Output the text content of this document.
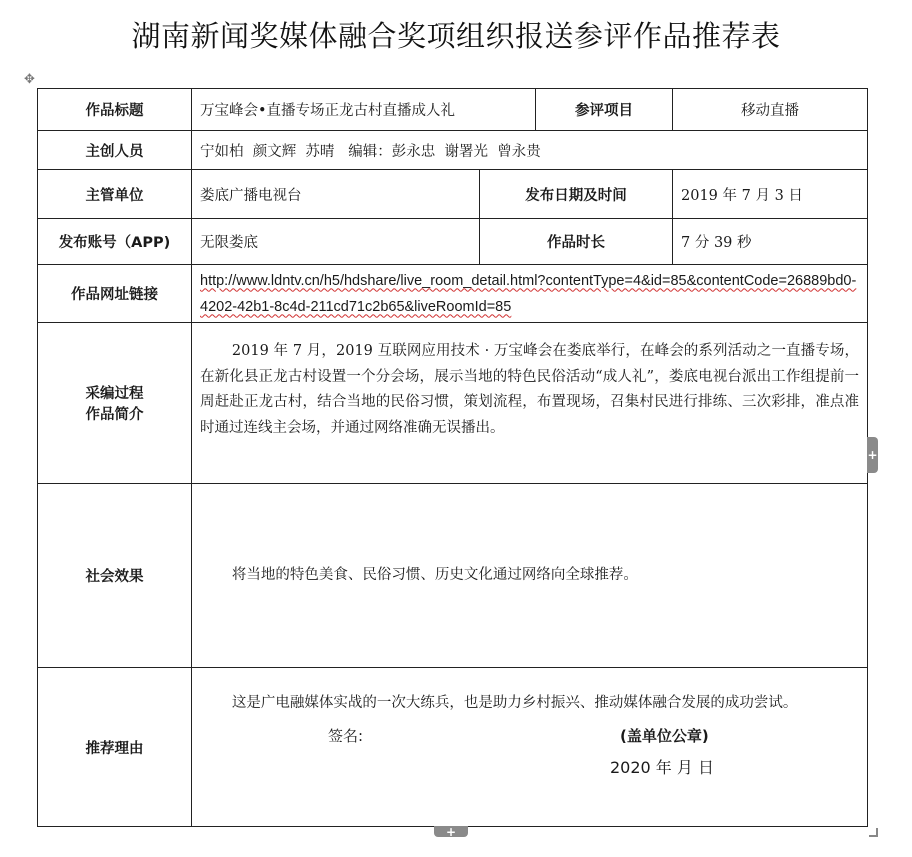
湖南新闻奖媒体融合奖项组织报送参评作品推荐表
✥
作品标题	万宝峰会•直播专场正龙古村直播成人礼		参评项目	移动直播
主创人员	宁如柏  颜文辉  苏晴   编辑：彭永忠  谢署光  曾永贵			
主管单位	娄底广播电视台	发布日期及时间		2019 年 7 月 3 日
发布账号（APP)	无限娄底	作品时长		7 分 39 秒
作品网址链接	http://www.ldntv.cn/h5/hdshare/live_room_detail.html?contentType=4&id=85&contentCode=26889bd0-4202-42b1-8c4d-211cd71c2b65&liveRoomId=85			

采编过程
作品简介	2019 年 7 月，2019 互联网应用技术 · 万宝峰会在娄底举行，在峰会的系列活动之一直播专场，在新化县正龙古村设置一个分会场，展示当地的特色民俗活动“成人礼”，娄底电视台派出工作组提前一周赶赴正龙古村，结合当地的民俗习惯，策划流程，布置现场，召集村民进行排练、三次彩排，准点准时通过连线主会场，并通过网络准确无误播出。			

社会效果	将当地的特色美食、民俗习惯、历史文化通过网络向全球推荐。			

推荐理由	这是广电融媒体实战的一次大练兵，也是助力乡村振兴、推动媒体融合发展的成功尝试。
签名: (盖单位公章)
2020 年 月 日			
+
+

==

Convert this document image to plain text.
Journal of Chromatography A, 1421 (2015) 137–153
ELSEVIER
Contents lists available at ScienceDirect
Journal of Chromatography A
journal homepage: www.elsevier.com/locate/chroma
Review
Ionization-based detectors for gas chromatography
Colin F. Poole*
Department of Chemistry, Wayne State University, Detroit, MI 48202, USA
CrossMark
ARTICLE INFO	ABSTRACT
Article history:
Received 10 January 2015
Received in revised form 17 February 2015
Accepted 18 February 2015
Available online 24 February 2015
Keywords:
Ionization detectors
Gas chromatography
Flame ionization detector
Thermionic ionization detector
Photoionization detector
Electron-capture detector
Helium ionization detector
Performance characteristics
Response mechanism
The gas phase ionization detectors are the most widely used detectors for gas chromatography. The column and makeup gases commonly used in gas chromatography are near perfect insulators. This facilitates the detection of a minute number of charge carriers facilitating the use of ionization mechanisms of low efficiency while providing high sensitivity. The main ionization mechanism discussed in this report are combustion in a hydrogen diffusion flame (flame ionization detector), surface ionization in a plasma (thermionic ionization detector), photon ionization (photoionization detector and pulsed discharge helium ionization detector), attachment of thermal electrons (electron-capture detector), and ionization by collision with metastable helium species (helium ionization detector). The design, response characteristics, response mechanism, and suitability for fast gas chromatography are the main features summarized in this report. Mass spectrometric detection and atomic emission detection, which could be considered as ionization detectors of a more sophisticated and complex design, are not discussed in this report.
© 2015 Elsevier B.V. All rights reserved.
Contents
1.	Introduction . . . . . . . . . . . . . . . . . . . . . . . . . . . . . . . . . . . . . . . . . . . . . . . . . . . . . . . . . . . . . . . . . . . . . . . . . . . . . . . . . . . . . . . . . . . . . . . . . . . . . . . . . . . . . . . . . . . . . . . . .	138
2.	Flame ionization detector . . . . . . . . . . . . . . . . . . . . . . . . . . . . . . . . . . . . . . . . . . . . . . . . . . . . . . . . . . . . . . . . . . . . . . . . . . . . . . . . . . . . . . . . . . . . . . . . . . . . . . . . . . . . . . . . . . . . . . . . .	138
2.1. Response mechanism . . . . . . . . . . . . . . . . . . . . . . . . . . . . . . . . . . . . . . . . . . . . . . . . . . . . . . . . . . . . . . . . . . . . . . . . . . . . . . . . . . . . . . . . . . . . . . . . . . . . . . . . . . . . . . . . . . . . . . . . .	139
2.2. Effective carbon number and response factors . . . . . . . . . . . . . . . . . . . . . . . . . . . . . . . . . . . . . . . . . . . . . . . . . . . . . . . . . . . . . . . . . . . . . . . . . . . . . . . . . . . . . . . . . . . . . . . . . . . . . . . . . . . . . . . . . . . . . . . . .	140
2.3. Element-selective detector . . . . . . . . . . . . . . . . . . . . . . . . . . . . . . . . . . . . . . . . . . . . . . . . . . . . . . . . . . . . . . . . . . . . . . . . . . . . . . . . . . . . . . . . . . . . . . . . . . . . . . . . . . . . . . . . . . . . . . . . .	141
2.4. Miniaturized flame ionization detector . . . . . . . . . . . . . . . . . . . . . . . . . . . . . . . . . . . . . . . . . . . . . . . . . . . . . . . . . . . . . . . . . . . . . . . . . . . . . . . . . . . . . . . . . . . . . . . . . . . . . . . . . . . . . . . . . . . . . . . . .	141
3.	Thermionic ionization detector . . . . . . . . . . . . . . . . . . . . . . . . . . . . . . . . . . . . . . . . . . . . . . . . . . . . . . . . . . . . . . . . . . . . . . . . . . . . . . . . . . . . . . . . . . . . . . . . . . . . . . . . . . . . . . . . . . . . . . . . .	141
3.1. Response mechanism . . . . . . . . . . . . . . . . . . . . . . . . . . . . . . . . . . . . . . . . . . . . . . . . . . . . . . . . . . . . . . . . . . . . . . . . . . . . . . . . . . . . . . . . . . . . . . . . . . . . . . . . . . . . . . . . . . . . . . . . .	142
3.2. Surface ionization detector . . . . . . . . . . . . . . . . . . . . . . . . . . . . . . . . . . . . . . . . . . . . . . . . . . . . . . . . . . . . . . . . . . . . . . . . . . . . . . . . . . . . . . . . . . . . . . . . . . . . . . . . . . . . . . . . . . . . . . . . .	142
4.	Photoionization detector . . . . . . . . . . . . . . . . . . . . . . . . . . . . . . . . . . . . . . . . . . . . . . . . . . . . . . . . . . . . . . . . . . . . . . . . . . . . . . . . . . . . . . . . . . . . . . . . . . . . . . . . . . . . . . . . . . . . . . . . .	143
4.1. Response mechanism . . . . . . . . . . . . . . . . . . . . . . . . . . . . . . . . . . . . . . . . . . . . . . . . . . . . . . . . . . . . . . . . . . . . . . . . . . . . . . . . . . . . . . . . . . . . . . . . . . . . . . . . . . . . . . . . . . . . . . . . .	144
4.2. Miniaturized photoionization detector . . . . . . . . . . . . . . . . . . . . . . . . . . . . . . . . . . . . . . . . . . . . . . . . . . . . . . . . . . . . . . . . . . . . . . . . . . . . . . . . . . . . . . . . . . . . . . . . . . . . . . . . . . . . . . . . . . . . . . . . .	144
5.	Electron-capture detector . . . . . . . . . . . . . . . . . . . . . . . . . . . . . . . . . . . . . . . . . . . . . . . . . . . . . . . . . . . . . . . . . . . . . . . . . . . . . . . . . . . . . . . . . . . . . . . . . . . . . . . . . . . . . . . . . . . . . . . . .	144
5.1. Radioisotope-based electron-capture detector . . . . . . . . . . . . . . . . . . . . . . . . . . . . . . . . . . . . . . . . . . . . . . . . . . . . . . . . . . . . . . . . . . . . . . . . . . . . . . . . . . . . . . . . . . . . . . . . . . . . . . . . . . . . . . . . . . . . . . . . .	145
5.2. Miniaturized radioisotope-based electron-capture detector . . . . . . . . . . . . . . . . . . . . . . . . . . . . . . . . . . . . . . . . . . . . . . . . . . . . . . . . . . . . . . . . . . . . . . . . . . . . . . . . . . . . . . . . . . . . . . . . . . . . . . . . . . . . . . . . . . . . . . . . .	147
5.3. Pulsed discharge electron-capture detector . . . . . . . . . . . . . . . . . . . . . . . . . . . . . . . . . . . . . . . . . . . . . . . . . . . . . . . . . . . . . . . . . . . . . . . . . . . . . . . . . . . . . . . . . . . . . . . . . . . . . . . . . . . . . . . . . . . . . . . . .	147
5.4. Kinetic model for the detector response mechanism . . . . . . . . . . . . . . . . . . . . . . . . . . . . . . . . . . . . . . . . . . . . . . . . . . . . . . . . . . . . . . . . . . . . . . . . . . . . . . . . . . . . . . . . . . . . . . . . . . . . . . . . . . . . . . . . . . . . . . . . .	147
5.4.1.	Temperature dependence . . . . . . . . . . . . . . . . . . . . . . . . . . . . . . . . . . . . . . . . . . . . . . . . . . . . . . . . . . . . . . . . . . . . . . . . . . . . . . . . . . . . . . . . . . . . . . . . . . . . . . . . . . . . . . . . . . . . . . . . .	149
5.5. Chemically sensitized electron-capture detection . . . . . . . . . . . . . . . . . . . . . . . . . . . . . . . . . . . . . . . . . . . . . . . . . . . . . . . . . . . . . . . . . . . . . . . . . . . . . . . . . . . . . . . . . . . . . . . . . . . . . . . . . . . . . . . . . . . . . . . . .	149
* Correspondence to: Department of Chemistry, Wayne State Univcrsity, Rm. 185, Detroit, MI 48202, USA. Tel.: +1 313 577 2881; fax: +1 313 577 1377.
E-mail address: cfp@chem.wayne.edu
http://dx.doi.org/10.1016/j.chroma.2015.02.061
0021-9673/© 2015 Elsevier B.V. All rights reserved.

## [INSTRUCTIONS TO FOLLOW]
Look back over the material above and state how many lines hold the word "text". Write the number and nothing else.

## [SOLUTION TO THE PROBLEM]
2